--- Begin Data ---

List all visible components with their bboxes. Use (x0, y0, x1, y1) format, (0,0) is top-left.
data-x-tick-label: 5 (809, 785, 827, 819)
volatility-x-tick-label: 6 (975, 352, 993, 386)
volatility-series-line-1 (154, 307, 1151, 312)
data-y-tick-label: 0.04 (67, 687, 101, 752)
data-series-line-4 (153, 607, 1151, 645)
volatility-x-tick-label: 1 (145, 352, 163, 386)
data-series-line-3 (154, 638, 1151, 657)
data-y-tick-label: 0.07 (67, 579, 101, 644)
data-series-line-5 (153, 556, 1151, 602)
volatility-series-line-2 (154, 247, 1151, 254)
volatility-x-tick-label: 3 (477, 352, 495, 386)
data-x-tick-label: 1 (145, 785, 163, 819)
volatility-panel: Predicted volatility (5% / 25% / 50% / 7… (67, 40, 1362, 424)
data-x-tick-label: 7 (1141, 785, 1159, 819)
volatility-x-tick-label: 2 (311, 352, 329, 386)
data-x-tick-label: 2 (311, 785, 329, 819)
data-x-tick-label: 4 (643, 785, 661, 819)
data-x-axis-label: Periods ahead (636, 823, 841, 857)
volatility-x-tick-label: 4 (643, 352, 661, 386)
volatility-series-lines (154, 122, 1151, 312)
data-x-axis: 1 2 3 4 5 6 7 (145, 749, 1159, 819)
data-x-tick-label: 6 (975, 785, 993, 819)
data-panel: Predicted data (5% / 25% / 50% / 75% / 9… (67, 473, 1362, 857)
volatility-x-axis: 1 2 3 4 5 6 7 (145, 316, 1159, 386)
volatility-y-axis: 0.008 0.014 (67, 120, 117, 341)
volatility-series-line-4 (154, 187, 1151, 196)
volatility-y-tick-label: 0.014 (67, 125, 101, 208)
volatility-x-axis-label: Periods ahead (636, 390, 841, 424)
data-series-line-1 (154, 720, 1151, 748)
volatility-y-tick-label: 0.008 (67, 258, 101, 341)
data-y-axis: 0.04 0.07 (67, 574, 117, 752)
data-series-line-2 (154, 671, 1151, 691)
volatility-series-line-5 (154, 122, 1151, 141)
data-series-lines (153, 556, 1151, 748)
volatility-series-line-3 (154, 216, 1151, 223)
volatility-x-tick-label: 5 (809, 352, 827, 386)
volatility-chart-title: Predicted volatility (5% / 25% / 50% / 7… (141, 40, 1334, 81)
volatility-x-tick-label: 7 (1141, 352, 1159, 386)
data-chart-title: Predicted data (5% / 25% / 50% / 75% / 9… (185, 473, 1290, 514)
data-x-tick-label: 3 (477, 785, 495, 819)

--- End Data ---

What needs to be done. Please turn every line of the listing above into a Markdown table with two columns, n for the row number and Line for the line itself, skipping any blank lines.

Expected output.
| n | Line |
|---|---|
| 1 | List all visible components with their bboxes. Use (x0, y0, x1, y1) format, (0,0) is top-left. |
| 2 | data-x-tick-label: 5 (809, 785, 827, 819) |
| 3 | volatility-x-tick-label: 6 (975, 352, 993, 386) |
| 4 | volatility-series-line-1 (154, 307, 1151, 312) |
| 5 | data-y-tick-label: 0.04 (67, 687, 101, 752) |
| 6 | data-series-line-4 (153, 607, 1151, 645) |
| 7 | volatility-x-tick-label: 1 (145, 352, 163, 386) |
| 8 | data-series-line-3 (154, 638, 1151, 657) |
| 9 | data-y-tick-label: 0.07 (67, 579, 101, 644) |
| 10 | data-series-line-5 (153, 556, 1151, 602) |
| 11 | volatility-series-line-2 (154, 247, 1151, 254) |
| 12 | volatility-x-tick-label: 3 (477, 352, 495, 386) |
| 13 | data-x-tick-label: 1 (145, 785, 163, 819) |
| 14 | volatility-panel: Predicted volatility (5% / 25% / 50% / 7… (67, 40, 1362, 424) |
| 15 | data-x-tick-label: 7 (1141, 785, 1159, 819) |
| 16 | volatility-x-tick-label: 2 (311, 352, 329, 386) |
| 17 | data-x-tick-label: 2 (311, 785, 329, 819) |
| 18 | data-x-tick-label: 4 (643, 785, 661, 819) |
| 19 | data-x-axis-label: Periods ahead (636, 823, 841, 857) |
| 20 | volatility-x-tick-label: 4 (643, 352, 661, 386) |
| 21 | volatility-series-lines (154, 122, 1151, 312) |
| 22 | data-x-axis: 1 2 3 4 5 6 7 (145, 749, 1159, 819) |
| 23 | data-x-tick-label: 6 (975, 785, 993, 819) |
| 24 | data-panel: Predicted data (5% / 25% / 50% / 75% / 9… (67, 473, 1362, 857) |
| 25 | volatility-x-axis: 1 2 3 4 5 6 7 (145, 316, 1159, 386) |
| 26 | volatility-y-axis: 0.008 0.014 (67, 120, 117, 341) |
| 27 | volatility-series-line-4 (154, 187, 1151, 196) |
| 28 | volatility-y-tick-label: 0.014 (67, 125, 101, 208) |
| 29 | volatility-x-axis-label: Periods ahead (636, 390, 841, 424) |
| 30 | data-series-line-1 (154, 720, 1151, 748) |
| 31 | volatility-y-tick-label: 0.008 (67, 258, 101, 341) |
| 32 | data-y-axis: 0.04 0.07 (67, 574, 117, 752) |
| 33 | data-series-line-2 (154, 671, 1151, 691) |
| 34 | volatility-series-line-5 (154, 122, 1151, 141) |
| 35 | data-series-lines (153, 556, 1151, 748) |
| 36 | volatility-series-line-3 (154, 216, 1151, 223) |
| 37 | volatility-x-tick-label: 5 (809, 352, 827, 386) |
| 38 | volatility-chart-title: Predicted volatility (5% / 25% / 50% / 7… (141, 40, 1334, 81) |
| 39 | volatility-x-tick-label: 7 (1141, 352, 1159, 386) |
| 40 | data-chart-title: Predicted data (5% / 25% / 50% / 75% / 9… (185, 473, 1290, 514) |
| 41 | data-x-tick-label: 3 (477, 785, 495, 819) |